■ Problema breve A ■
Extrae de los registros un tramo que comienza en la línea que contiene "257, 639, 274]" y termina tras la línea que contiene "balance-beam: [490, 470, 674, 483]". Devuelve ese tramo como una lista JSON de cadenas, una por línea, sin las líneas en blanco.

■ Fragmento del documento ■
------------------------------------

13.7.05

Como siempre, Gerardo es un visionario. Suscribo sus palabras...

COMO DIRIA HADELMAN

LA GUERRA INTERMINABLE

Ocurrió lo que tenía que ocurrir, lo que todos teníamos que haber sabido que iba a ocurrir. Somos los primeros habitantes de un mundo sin sentido y somos los últimos responsables de que el mundo haya perdido ese sentido.
Cientos, miles, quizás millones de personas se congelaron ante el horror de ver cadáveres salir del metro; de contemplar los cuerpos calcinados expulsados de los autobuses en llamas. Cientos, miles quizás millones de personas recordaron por un instante lo que significa la palabra Guerra.
Eran los mismos cientos, miles, quizás millones de personas que horas antes habían utilizado la magia del mando a distancia para huir de las calles de Bagdad, para escapar de las junglas de Colombia, de los desiertos de Cisjordania o de las yermas praderas de Sudán.
¿Qué hace más horrorosas y atroces las muertes de los londinenses que las de los bagdadíes, los colombianos, los palestinos o los sudaneses?
Ciertamente no el hecho de que sean inocentes, pues todos somos inocentes de las guerras de otros, de las decisiones de los políticos y los líderes. Hasta el más aguerrido de los soldados era un civil un segundo antes de vestirse de caqui, de verde, de azul, de pardo o de cualquiera que sea el color de su uniforme.

------------------------------------

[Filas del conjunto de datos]

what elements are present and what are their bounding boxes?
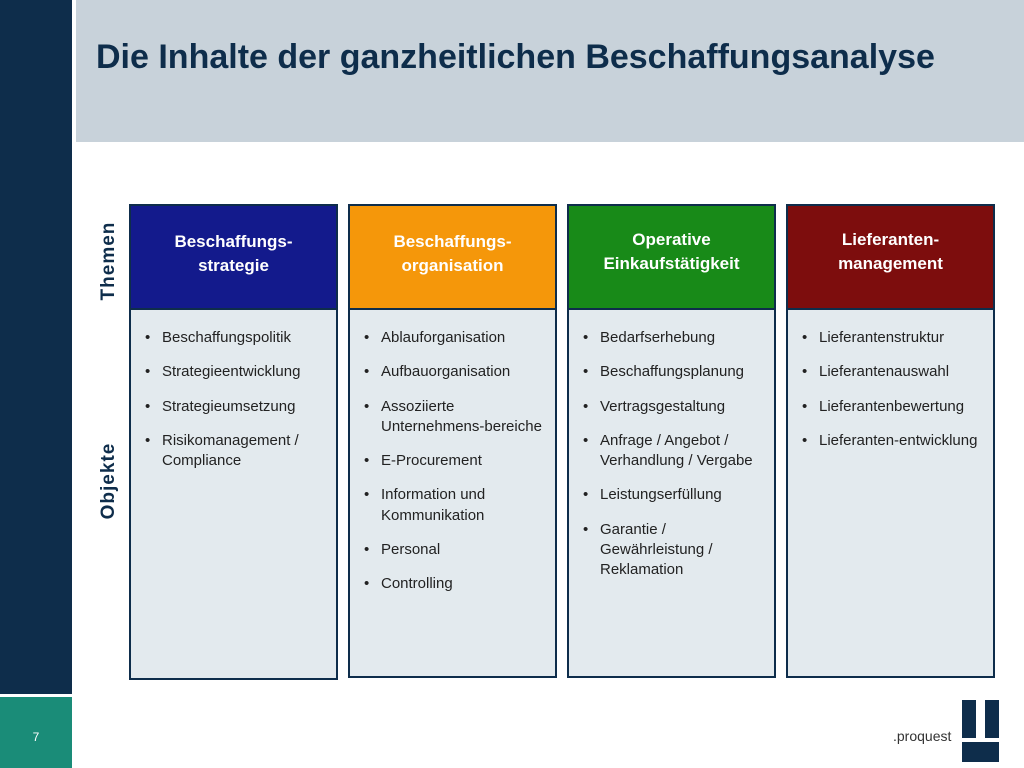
- list-item: • Aufbauorganisation: [360, 362, 545, 382]
- column-body: [567, 310, 776, 678]
- logo-mark-icon: [962, 700, 976, 738]
- left-accent-bar: [0, 0, 72, 694]
- side-label-objekte: Objekte: [98, 442, 119, 520]
- list-item: • E-Procurement: [360, 451, 545, 471]
- column-header: [567, 204, 776, 310]
- title-band: [76, 0, 1024, 142]
- list-item: • Lieferantenstruktur: [798, 328, 983, 348]
- column-header: [129, 204, 338, 310]
- column-lieferantenmanagement: [786, 204, 995, 678]
- list-item: • Beschaffungspolitik: [141, 328, 326, 348]
- logo-mark-icon: [962, 742, 999, 762]
- column-header: [786, 204, 995, 310]
- list-item: • Controlling: [360, 574, 545, 594]
- list-item: • Bedarfserhebung: [579, 328, 764, 348]
- list-item: • Strategieumsetzung: [141, 397, 326, 417]
- list-item: • Ablauforganisation: [360, 328, 545, 348]
- column-beschaffungsstrategie: [129, 204, 338, 680]
- column-body: [129, 310, 338, 680]
- page-number: 7: [32, 730, 40, 744]
- column-header: [348, 204, 557, 310]
- list-item: • Anfrage / Angebot / Verhandlung / Vergabe: [579, 431, 764, 472]
- list-item: • Lieferantenauswahl: [798, 362, 983, 382]
- column-header-text: Operative Einkaufstätigkeit: [603, 230, 740, 273]
- column-header-text: Lieferanten- management: [838, 230, 943, 273]
- list-item: • Risikomanagement / Compliance: [141, 431, 326, 472]
- logo-text: .proquest: [893, 728, 952, 744]
- column-operative-einkaufstaetigkeit: [567, 204, 776, 678]
- column-body: [348, 310, 557, 678]
- list-item: • Lieferanten-entwicklung: [798, 431, 983, 451]
- logo-mark-icon: [985, 700, 999, 738]
- list-item: • Garantie / Gewährleistung / Reklamation: [579, 520, 764, 581]
- slide-title: Die Inhalte der ganzheitlichen Beschaffungsanalyse: [96, 38, 935, 76]
- column-header-text: Beschaffungs- strategie: [174, 232, 293, 275]
- column-beschaffungsorganisation: [348, 204, 557, 678]
- side-label-themen: Themen: [98, 221, 119, 301]
- column-header-text: Beschaffungs- organisation: [393, 232, 512, 275]
- list-item: • Lieferantenbewertung: [798, 397, 983, 417]
- list-item: • Beschaffungsplanung: [579, 362, 764, 382]
- list-item: • Personal: [360, 540, 545, 560]
- list-item: • Leistungserfüllung: [579, 485, 764, 505]
- list-item: • Vertragsgestaltung: [579, 397, 764, 417]
- list-item: • Assoziierte Unternehmens-bereiche: [360, 397, 545, 438]
- list-item: • Strategieentwicklung: [141, 362, 326, 382]
- list-item: • Information und Kommunikation: [360, 485, 545, 526]
- column-body: [786, 310, 995, 678]
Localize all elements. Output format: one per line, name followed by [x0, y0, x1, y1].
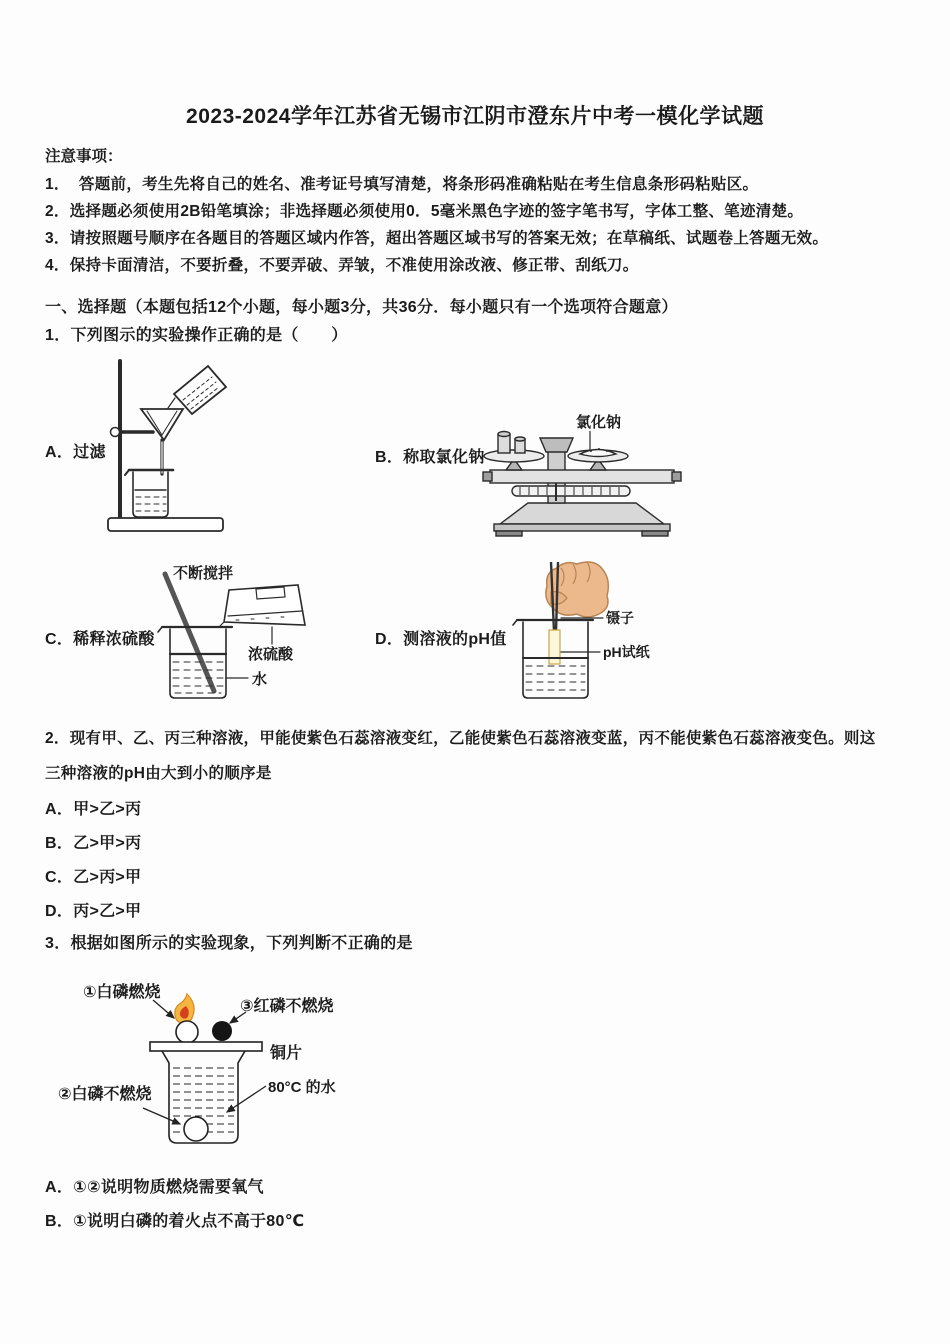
notice-item-4: 4．保持卡面清洁，不要折叠，不要弄破、弄皱，不准使用涂改液、修正带、刮纸刀。: [45, 257, 639, 274]
q2-option-d: D．丙>乙>甲: [45, 903, 142, 920]
rp-noburn-label: ③红磷不燃烧: [240, 998, 334, 1015]
hand: [546, 562, 608, 617]
glass-stirring-rod: [165, 574, 214, 691]
clamp-knob: [111, 428, 120, 437]
q2-stem-line1: 2．现有甲、乙、丙三种溶液，甲能使紫色石蕊溶液变红，乙能使紫色石蕊溶液变蓝，丙不能使紫色石蕊溶液变色。则这: [45, 730, 876, 747]
ph-paper-label: pH试纸: [603, 644, 650, 660]
water-label: 水: [252, 671, 268, 688]
q1-option-d: D．测溶液的pH值: [375, 631, 507, 648]
q2-option-a: A．甲>乙>丙: [45, 801, 142, 818]
nacl-label: 氯化钠: [576, 414, 622, 431]
acid-dilution-diagram: [148, 556, 338, 711]
balance-beam: [490, 470, 674, 483]
beaker: [170, 629, 226, 698]
stand-base: [108, 518, 223, 531]
q3-stem: 3．根据如图所示的实验现象，下列判断不正确的是: [45, 935, 413, 952]
red-phosphorus-on-copper: [212, 1021, 232, 1041]
copper-sheet: [150, 1042, 262, 1051]
balance-diagram: [478, 406, 688, 538]
left-pan: [484, 450, 544, 462]
q1-option-c: C．稀释浓硫酸: [45, 631, 155, 648]
q1-option-b: B．称取氯化钠: [375, 449, 485, 466]
white-phosphorus-on-copper: [176, 1021, 198, 1043]
section-1-heading: 一、选择题（本题包括12个小题，每小题3分，共36分．每小题只有一个选项符合题意）: [45, 299, 678, 316]
copper-label: 铜片: [270, 1045, 303, 1062]
white-phosphorus-in-water: [184, 1117, 208, 1141]
q1-stem: 1．下列图示的实验操作正确的是（ ）: [45, 327, 348, 344]
stir-label: 不断搅拌: [173, 565, 234, 582]
q3-option-a: A．①②说明物质燃烧需要氧气: [45, 1179, 264, 1196]
acid-label: 浓硫酸: [248, 646, 294, 663]
q2-stem-line2: 三种溶液的pH由大到小的顺序是: [45, 765, 272, 782]
hot-water-label: 80°C 的水: [268, 1079, 336, 1096]
notice-item-3: 3．请按照题号顺序在各题目的答题区域内作答，超出答题区域书写的答案无效；在草稿纸、试题卷上答题无效。: [45, 230, 829, 247]
q2-option-c: C．乙>丙>甲: [45, 869, 142, 886]
balance-base: [500, 503, 664, 524]
q2-option-b: B．乙>甲>丙: [45, 835, 142, 852]
wp-burn-label: ①白磷燃烧: [83, 984, 161, 1001]
notice-item-2: 2．选择题必须使用2B铅笔填涂；非选择题必须使用0．5毫米黑色字迹的签字笔书写，字体工整、笔迹清楚。: [45, 203, 804, 220]
notice-item-1: 1． 答题前，考生先将自己的姓名、准考证号填写清楚，将条形码准确粘贴在考生信息条形码粘贴区。: [45, 176, 759, 193]
q3-option-b: B．①说明白磷的着火点不高于80℃: [45, 1213, 305, 1230]
phosphorus-experiment-diagram: [50, 968, 410, 1163]
notice-heading: 注意事项：: [45, 148, 123, 165]
q1-option-a: A．过滤: [45, 444, 106, 461]
receiving-beaker: [133, 472, 168, 517]
tweezers-label: 镊子: [606, 610, 634, 626]
ph-test-diagram: [495, 556, 695, 706]
balance-ruler: [512, 486, 630, 496]
filtration-diagram: [95, 356, 275, 536]
acid-bottle: [224, 585, 305, 625]
wp-noburn-label: ②白磷不燃烧: [58, 1086, 152, 1103]
pouring-beaker: [174, 366, 226, 414]
page-title: 2023-2024学年江苏省无锡市江阴市澄东片中考一模化学试题: [186, 105, 764, 128]
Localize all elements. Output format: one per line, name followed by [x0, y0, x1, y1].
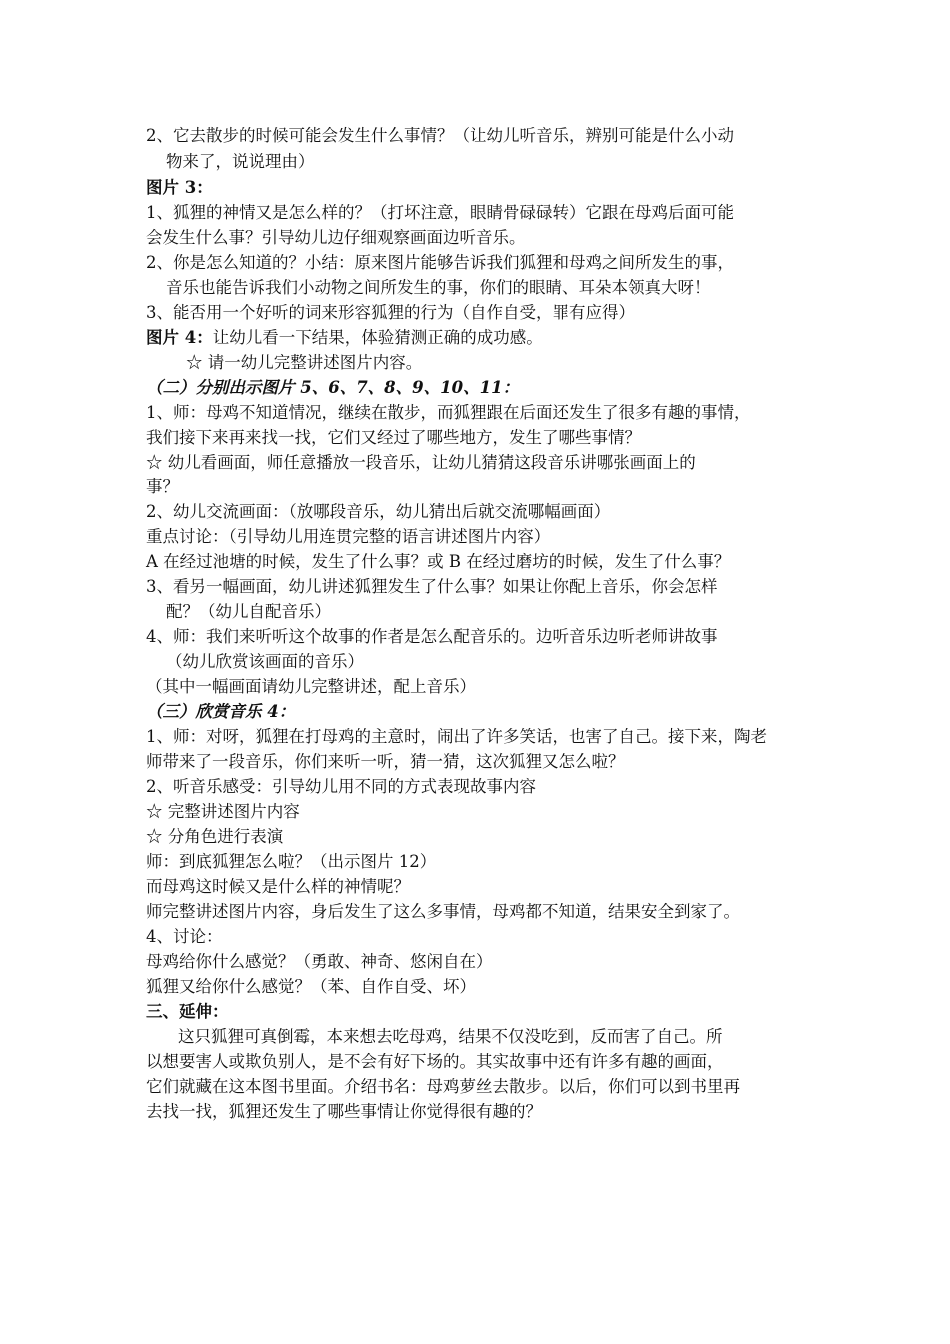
section-heading: 图片 4：	[146, 328, 213, 347]
text-line: 3、能否用一个好听的词来形容狐狸的行为（自作自受，罪有应得）	[146, 303, 635, 322]
text-line: ☆ 幼儿看画面，师任意播放一段音乐，让幼儿猜猜这段音乐讲哪张画面上的	[146, 453, 696, 472]
text-line: 物来了，说说理由）	[166, 152, 315, 171]
text-line: 2、你是怎么知道的？小结：原来图片能够告诉我们狐狸和母鸡之间所发生的事，	[146, 253, 734, 272]
text-line: 母鸡给你什么感觉？（勇敢、神奇、悠闲自在）	[146, 952, 493, 971]
text-line: 狐狸又给你什么感觉？（苯、自作自受、坏）	[146, 977, 476, 996]
text-line: 1、师：对呀，狐狸在打母鸡的主意时，闹出了许多笑话，也害了自己。接下来，陶老	[146, 727, 767, 746]
text-line: 2、幼儿交流画面：（放哪段音乐，幼儿猜出后就交流哪幅画面）	[146, 502, 611, 521]
text-line: 这只狐狸可真倒霉，本来想去吃母鸡，结果不仅没吃到，反而害了自己。所	[178, 1027, 723, 1046]
text-line: 师：到底狐狸怎么啦？（出示图片 12）	[146, 852, 437, 871]
text-line: ☆ 请一幼儿完整讲述图片内容。	[186, 353, 423, 372]
text-line: 重点讨论：（引导幼儿用连贯完整的语言讲述图片内容）	[146, 527, 551, 546]
text-line: A 在经过池塘的时候，发生了什么事？或 B 在经过磨坊的时候，发生了什么事？	[146, 552, 731, 571]
text-line: 而母鸡这时候又是什么样的神情呢？	[146, 877, 410, 896]
text-line: 事？	[146, 477, 179, 496]
text-line: ☆ 分角色进行表演	[146, 827, 284, 846]
text-line: ☆ 完整讲述图片内容	[146, 802, 300, 821]
section-heading: 图片 3：	[146, 178, 213, 197]
section-heading: 三、延伸：	[146, 1002, 229, 1021]
text-line: 会发生什么事？引导幼儿边仔细观察画面边听音乐。	[146, 228, 526, 247]
text-line: 1、师：母鸡不知道情况，继续在散步，而狐狸跟在后面还发生了很多有趣的事情，	[146, 403, 751, 422]
text-line: 师完整讲述图片内容，身后发生了这么多事情，母鸡都不知道，结果安全到家了。	[146, 902, 740, 921]
text-line	[146, 326, 816, 350]
text-line: 以想要害人或欺负别人，是不会有好下场的。其实故事中还有许多有趣的画面，	[146, 1052, 724, 1071]
text-fragment: 让幼儿看一下结果，体验猜测正确的成功感。	[212, 328, 543, 347]
text-line: 配？（幼儿自配音乐）	[166, 602, 331, 621]
section-heading: （三）欣赏音乐 4：	[146, 702, 296, 721]
text-line: 音乐也能告诉我们小动物之间所发生的事，你们的眼睛、耳朵本领真大呀！	[166, 278, 711, 297]
text-line: 2、听音乐感受：引导幼儿用不同的方式表现故事内容	[146, 777, 536, 796]
text-line: 2、它去散步的时候可能会发生什么事情？（让幼儿听音乐，辨别可能是什么小动	[146, 126, 734, 145]
text-line: 3、看另一幅画面，幼儿讲述狐狸发生了什么事？如果让你配上音乐，你会怎样	[146, 577, 718, 596]
text-line: 1、狐狸的神情又是怎么样的？（打坏注意，眼睛骨碌碌转）它跟在母鸡后面可能	[146, 203, 734, 222]
text-line: 4、讨论：	[146, 927, 223, 946]
text-line: 它们就藏在这本图书里面。介绍书名：母鸡萝丝去散步。以后，你们可以到书里再	[146, 1077, 740, 1096]
text-line: （幼儿欣赏该画面的音乐）	[166, 652, 364, 671]
text-line: 4、师：我们来听听这个故事的作者是怎么配音乐的。边听音乐边听老师讲故事	[146, 627, 718, 646]
text-line: 去找一找，狐狸还发生了哪些事情让你觉得很有趣的？	[146, 1102, 542, 1121]
section-heading: （二）分别出示图片 5、6、7、8、9、10、11：	[146, 378, 520, 397]
text-line: 师带来了一段音乐，你们来听一听，猜一猜，这次狐狸又怎么啦？	[146, 752, 625, 771]
text-line: 我们接下来再来找一找，它们又经过了哪些地方，发生了哪些事情？	[146, 428, 641, 447]
text-line: （其中一幅画面请幼儿完整讲述，配上音乐）	[146, 677, 476, 696]
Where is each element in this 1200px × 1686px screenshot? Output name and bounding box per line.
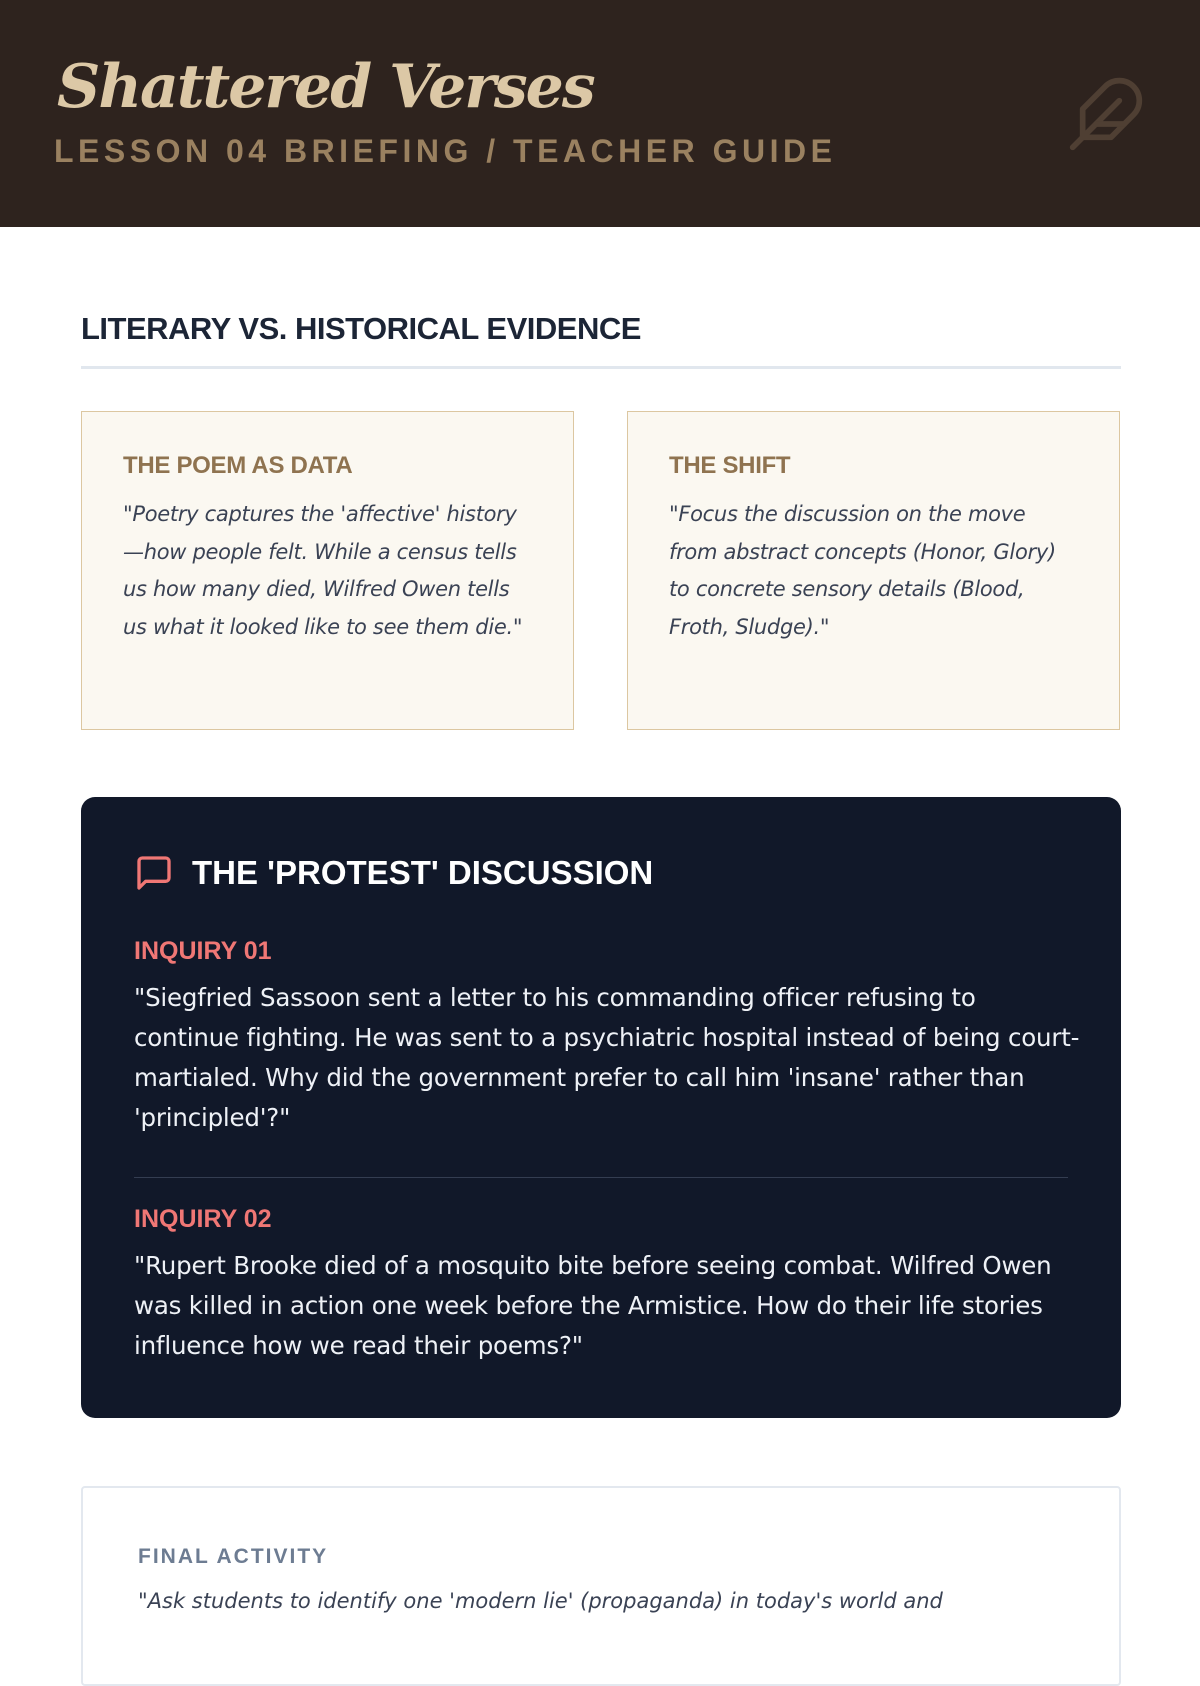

------------------------------------

■ Problema breve B ■
En el fragmento sobre la guerra interminable, reescribe el pasaje que empieza en las palabras "Cientos, miles, quizás millones de personas se" y termina tras "o los sudaneses?", con "tranvías" en lugar de "autobuses".

■ Respuesta correcta A ■
[
  "notice-item-4: 4．保持卡面清洁，不要折叠，不要弄破、弄皱，不准使用涂改液、修正带、刮纸刀。: [45, 257, 639, 274]",
  "q2-option-d: D．丙>乙>甲: [45, 903, 142, 920]",
  "rp-noburn-label: ③红磷不燃烧: [240, 998, 334, 1015]",
  "hand: [546, 562, 608, 617]",
  "glass-stirring-rod: [165, 574, 214, 691]",
  "clamp-knob: [111, 428, 120, 437]",
  "q2-stem-line1: 2．现有甲、乙、丙三种溶液，甲能使紫色石蕊溶液变红，乙能使紫色石蕊溶液变蓝，丙不能使紫色石蕊溶液变色。则这: [45, 730, 876, 747]",
  "ph-paper-label: pH试纸: [603, 644, 650, 660]",
  "water-label: 水: [252, 671, 268, 688]",
  "q1-option-d: D．测溶液的pH值: [375, 631, 507, 648]",
  "q2-option-a: A．甲>乙>丙: [45, 801, 142, 818]",
  "nacl-label: 氯化钠: [576, 414, 622, 431]",
  "acid-dilution-diagram: [148, 556, 338, 711]",
  "balance-beam: [490, 470, 674, 483]"
]

■ Respuesta correcta B ■
Cientos, miles, quizás millones de personas se congelaron ante el horror de ver cadáveres salir del metro; de contemplar los cuerpos calcinados expulsados de los tranvías en llamas. Cientos, miles quizás millones de personas recordaron por un instante lo que significa la palabra Guerra.
Eran los mismos cientos, miles, quizás millones de personas que horas antes habían utilizado la magia del mando a distancia para huir de las calles de Bagdad, para escapar de las junglas de Colombia, de los desiertos de Cisjordania o de las yermas praderas de Sudán.
¿Qué hace más horrorosas y atroces las muertes de los londinenses que las de los bagdadíes, los colombianos, los palestinos o los sudaneses?